--- START OF Supplied material ---
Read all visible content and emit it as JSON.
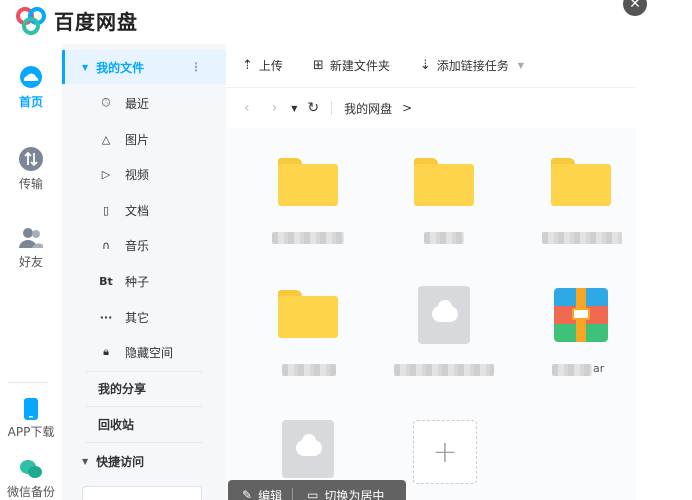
{
  "app": {
    "title": "百度网盘",
    "close_icon": "close-icon",
    "brand_color": "#06a7ff"
  },
  "rail": {
    "items": [
      {
        "label": "首页",
        "icon": "cloud-icon",
        "active": true
      },
      {
        "label": "传输",
        "icon": "transfer-icon"
      },
      {
        "label": "好友",
        "icon": "friends-icon"
      },
      {
        "label": "APP下载",
        "icon": "phone-icon"
      },
      {
        "label": "微信备份",
        "icon": "wechat-icon"
      }
    ]
  },
  "sidebar": {
    "my_files": "我的文件",
    "categories": [
      {
        "label": "最近",
        "icon": "clock-icon"
      },
      {
        "label": "图片",
        "icon": "image-icon"
      },
      {
        "label": "视频",
        "icon": "play-icon"
      },
      {
        "label": "文档",
        "icon": "document-icon"
      },
      {
        "label": "音乐",
        "icon": "headphones-icon"
      },
      {
        "label": "种子",
        "icon": "bt-icon"
      },
      {
        "label": "其它",
        "icon": "more-icon"
      },
      {
        "label": "隐藏空间",
        "icon": "lock-icon"
      }
    ],
    "my_share": "我的分享",
    "recycle": "回收站",
    "quick_access": "快捷访问",
    "bt_glyph": "Bt",
    "more_glyph": "···"
  },
  "toolbar": {
    "upload": "上传",
    "new_folder": "新建文件夹",
    "add_link_task": "添加链接任务"
  },
  "nav": {
    "breadcrumb": "我的网盘",
    "crumb_arrow": ">"
  },
  "files": [
    {
      "type": "folder"
    },
    {
      "type": "folder"
    },
    {
      "type": "folder"
    },
    {
      "type": "folder"
    },
    {
      "type": "file"
    },
    {
      "type": "rar",
      "name_suffix": "ar"
    },
    {
      "type": "file"
    }
  ],
  "new_button_glyph": "+",
  "floatbar": {
    "edit": "编辑",
    "switch_center": "切换为居中"
  }
}
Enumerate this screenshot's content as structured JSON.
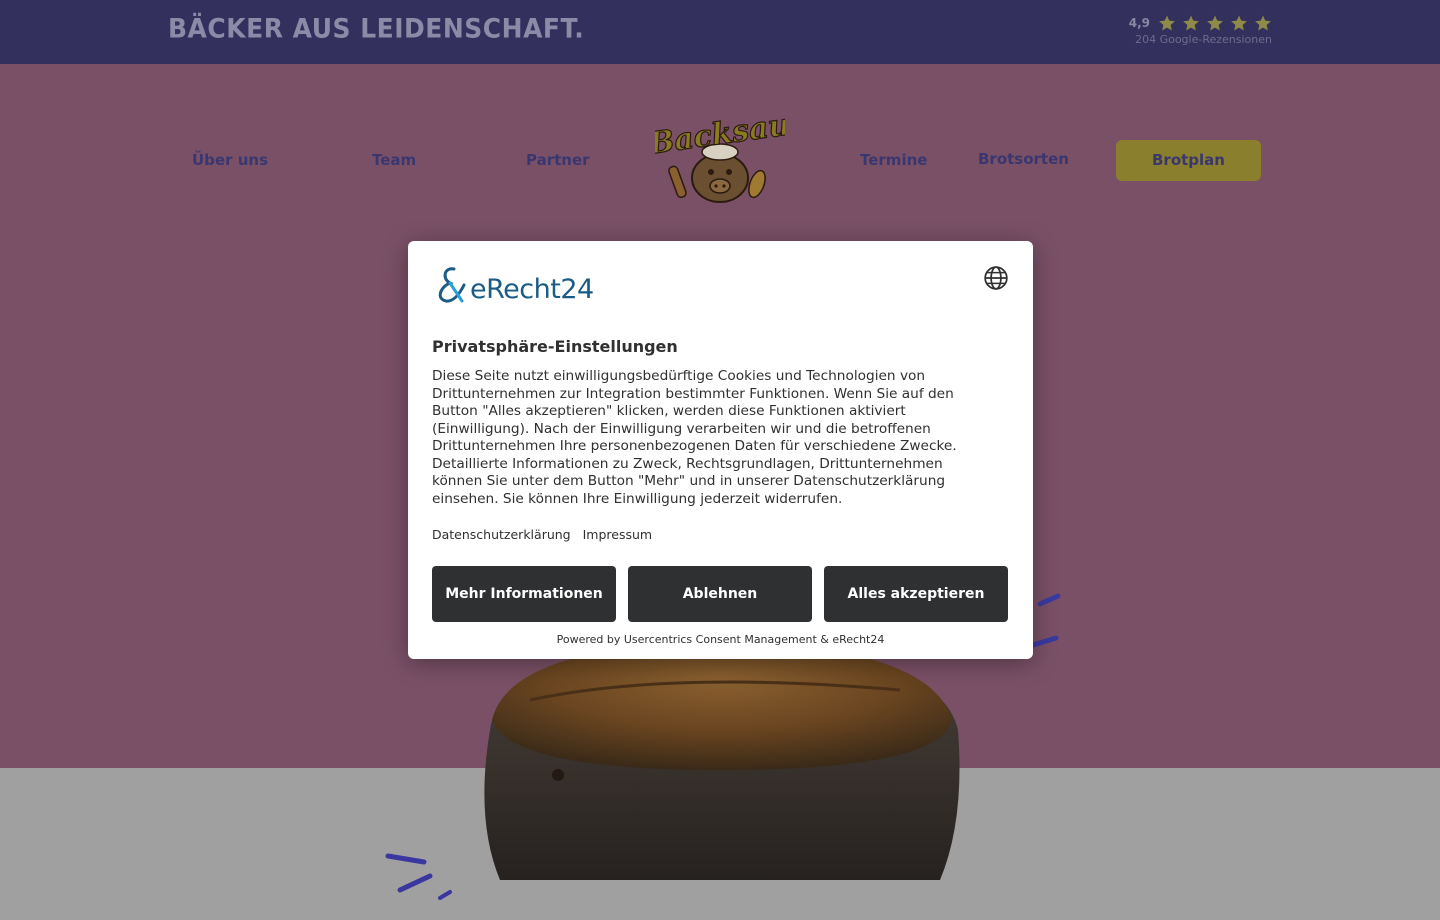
{
  "topbar": {
    "tagline": "BÄCKER AUS LEIDENSCHAFT.",
    "rating_value": "4,9",
    "rating_count": "204 Google-Rezensionen",
    "stars": 5
  },
  "nav": {
    "about": "Über uns",
    "team": "Team",
    "partner": "Partner",
    "termine": "Termine",
    "brotsorten": "Brotsorten",
    "brotplan": "Brotplan"
  },
  "logo": {
    "text": "Backsau"
  },
  "consent": {
    "brand": "eRecht24",
    "title": "Privatsphäre-Einstellungen",
    "description": "Diese Seite nutzt einwilligungsbedürftige Cookies und Technologien von Drittunternehmen zur Integration bestimmter Funktionen. Wenn Sie auf den Button \"Alles akzeptieren\" klicken, werden diese Funktionen aktiviert (Einwilligung). Nach der Einwilligung verarbeiten wir und die betroffenen Drittunternehmen Ihre personenbezogenen Daten für verschiedene Zwecke. Detaillierte Informationen zu Zweck, Rechtsgrundlagen, Drittunternehmen können Sie unter dem Button \"Mehr\" und in unserer Datenschutzerklärung einsehen. Sie können Ihre Einwilligung jederzeit widerrufen.",
    "link_privacy": "Datenschutzerklärung",
    "link_imprint": "Impressum",
    "btn_more": "Mehr Informationen",
    "btn_deny": "Ablehnen",
    "btn_accept": "Alles akzeptieren",
    "powered_by": "Powered by Usercentrics Consent Management & eRecht24"
  },
  "colors": {
    "topbar": "#33305e",
    "hero": "#7a5066",
    "nav_text": "#3a3770",
    "cta": "#8a7f2c",
    "modal_button": "#2f3032",
    "brand": "#1b5c86"
  }
}
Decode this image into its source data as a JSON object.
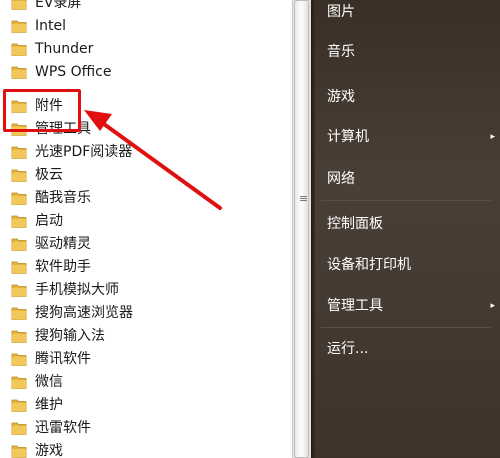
{
  "programs": [
    {
      "label": "EV录屏"
    },
    {
      "label": "Intel"
    },
    {
      "label": "Thunder"
    },
    {
      "label": "WPS Office"
    },
    {
      "label": "附件"
    },
    {
      "label": "管理工具"
    },
    {
      "label": "光速PDF阅读器"
    },
    {
      "label": "极云"
    },
    {
      "label": "酷我音乐"
    },
    {
      "label": "启动"
    },
    {
      "label": "驱动精灵"
    },
    {
      "label": "软件助手"
    },
    {
      "label": "手机模拟大师"
    },
    {
      "label": "搜狗高速浏览器"
    },
    {
      "label": "搜狗输入法"
    },
    {
      "label": "腾讯软件"
    },
    {
      "label": "微信"
    },
    {
      "label": "维护"
    },
    {
      "label": "迅雷软件"
    },
    {
      "label": "游戏"
    }
  ],
  "right_menu": {
    "pictures": "图片",
    "music": "音乐",
    "games": "游戏",
    "computer": "计算机",
    "network": "网络",
    "control_panel": "控制面板",
    "devices_printers": "设备和打印机",
    "admin_tools": "管理工具",
    "run": "运行...",
    "submenu_arrow": "▸"
  },
  "scrollbar": {
    "grip": "≡"
  },
  "colors": {
    "highlight": "#e01010",
    "menu_bg": "#3a2f26",
    "menu_text": "#ffffff",
    "folder": "#e6b33e"
  }
}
--- END OF Supplied material ---
Make a copy of each line that contains the string "this".

Enumerate this screenshot's content as structured JSON.
Decode this image into its source data as a JSON object.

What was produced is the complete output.